--- begin Records provided ---

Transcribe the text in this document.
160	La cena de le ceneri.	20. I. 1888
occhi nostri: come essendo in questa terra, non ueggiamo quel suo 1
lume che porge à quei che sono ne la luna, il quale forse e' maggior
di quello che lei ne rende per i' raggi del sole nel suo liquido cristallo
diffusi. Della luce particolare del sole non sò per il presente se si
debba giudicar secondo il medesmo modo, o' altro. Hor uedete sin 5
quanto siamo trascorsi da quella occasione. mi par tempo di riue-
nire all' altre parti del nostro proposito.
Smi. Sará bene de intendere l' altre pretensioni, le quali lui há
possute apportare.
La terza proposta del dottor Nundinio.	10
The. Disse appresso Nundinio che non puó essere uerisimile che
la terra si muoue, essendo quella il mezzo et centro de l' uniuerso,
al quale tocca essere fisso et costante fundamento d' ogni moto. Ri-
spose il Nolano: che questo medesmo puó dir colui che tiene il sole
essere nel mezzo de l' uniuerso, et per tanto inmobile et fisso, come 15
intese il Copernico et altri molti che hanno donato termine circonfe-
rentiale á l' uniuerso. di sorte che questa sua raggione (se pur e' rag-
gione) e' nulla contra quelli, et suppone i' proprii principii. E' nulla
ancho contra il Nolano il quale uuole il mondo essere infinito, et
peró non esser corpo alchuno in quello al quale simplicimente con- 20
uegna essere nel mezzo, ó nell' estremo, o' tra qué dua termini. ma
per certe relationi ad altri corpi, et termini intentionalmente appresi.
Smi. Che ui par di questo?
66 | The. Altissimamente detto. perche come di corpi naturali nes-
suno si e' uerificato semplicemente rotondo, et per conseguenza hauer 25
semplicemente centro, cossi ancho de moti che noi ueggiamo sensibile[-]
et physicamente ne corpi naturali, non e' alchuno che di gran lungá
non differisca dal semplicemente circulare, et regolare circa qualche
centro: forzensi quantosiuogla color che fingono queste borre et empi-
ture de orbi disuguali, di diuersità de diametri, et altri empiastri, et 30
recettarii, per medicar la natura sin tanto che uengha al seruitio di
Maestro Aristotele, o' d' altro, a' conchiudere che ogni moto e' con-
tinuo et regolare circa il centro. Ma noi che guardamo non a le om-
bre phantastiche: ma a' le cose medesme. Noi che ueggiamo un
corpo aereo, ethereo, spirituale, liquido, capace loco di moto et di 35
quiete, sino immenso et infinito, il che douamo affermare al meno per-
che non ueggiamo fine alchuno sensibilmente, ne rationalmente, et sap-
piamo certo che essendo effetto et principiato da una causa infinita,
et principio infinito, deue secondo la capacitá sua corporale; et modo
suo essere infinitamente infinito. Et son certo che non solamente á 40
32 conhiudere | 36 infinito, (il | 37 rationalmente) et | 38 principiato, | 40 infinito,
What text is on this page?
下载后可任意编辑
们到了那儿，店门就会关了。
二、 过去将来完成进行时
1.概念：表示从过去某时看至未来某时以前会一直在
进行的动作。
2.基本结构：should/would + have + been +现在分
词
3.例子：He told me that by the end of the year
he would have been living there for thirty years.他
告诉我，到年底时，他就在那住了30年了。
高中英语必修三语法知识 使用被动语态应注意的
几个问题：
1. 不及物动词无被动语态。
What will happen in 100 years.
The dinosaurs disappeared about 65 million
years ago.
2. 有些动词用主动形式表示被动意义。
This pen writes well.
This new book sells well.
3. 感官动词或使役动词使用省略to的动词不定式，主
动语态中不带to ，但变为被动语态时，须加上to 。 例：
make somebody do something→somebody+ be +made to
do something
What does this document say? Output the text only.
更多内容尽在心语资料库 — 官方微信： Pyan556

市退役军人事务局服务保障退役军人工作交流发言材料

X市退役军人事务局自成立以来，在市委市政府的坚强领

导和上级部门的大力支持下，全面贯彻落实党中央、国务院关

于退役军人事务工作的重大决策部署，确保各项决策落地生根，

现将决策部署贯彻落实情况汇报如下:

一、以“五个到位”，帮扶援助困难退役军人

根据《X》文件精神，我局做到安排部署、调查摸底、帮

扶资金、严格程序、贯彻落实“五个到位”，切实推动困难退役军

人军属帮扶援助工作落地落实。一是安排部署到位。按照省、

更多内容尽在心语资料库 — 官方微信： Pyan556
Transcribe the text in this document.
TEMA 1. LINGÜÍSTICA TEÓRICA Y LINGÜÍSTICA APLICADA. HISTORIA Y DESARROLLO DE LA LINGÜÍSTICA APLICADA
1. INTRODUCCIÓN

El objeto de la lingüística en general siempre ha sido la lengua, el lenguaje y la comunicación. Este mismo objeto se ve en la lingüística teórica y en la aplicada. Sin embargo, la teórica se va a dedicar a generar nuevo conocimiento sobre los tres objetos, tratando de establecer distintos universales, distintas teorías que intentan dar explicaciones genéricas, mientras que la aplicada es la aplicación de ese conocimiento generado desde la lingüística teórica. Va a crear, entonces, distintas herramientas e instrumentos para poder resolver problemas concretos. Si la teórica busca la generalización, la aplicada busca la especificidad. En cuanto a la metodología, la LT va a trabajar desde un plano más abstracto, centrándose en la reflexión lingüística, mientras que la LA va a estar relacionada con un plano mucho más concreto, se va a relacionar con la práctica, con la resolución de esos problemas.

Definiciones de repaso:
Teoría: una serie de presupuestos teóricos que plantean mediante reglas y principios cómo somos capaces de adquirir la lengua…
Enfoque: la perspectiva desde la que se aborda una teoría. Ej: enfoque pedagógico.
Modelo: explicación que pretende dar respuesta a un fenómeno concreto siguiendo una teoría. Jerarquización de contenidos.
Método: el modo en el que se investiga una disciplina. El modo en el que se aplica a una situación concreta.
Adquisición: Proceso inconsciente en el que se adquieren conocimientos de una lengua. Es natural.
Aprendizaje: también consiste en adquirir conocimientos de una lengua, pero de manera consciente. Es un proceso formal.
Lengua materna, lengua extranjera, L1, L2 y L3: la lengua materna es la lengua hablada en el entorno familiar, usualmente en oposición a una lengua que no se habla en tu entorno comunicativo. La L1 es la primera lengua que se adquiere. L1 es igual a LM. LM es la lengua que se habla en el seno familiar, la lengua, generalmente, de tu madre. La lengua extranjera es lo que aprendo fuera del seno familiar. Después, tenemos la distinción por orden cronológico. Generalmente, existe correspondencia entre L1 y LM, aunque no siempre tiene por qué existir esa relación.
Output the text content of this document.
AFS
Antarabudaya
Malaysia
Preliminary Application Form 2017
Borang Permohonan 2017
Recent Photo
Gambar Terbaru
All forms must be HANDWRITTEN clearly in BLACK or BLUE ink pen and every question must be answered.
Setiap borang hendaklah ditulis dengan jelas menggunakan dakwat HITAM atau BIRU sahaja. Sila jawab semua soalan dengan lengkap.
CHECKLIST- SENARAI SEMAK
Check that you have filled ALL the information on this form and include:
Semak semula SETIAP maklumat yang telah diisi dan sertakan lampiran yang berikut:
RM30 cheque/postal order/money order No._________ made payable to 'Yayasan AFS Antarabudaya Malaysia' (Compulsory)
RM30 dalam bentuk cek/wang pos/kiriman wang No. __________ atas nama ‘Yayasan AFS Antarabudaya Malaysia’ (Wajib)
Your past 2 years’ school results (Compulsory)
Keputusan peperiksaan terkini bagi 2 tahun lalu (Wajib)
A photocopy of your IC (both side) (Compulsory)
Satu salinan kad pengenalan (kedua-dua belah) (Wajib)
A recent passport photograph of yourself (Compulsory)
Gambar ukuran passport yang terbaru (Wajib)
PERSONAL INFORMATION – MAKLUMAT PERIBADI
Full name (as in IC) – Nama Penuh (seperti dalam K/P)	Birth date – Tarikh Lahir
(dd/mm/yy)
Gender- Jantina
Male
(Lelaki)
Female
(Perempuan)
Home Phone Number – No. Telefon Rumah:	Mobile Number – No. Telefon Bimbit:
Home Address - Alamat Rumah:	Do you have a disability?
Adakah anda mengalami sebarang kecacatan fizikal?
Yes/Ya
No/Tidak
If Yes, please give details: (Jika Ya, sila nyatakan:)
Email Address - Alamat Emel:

--- end Records provided ---

Stated exercise: Only lines with "Rumah" are wanted here; list each of them.

Written answer:
Home Phone Number – No. Telefon Rumah:	Mobile Number – No. Telefon Bimbit:
Home Address - Alamat Rumah:	Do you have a disability?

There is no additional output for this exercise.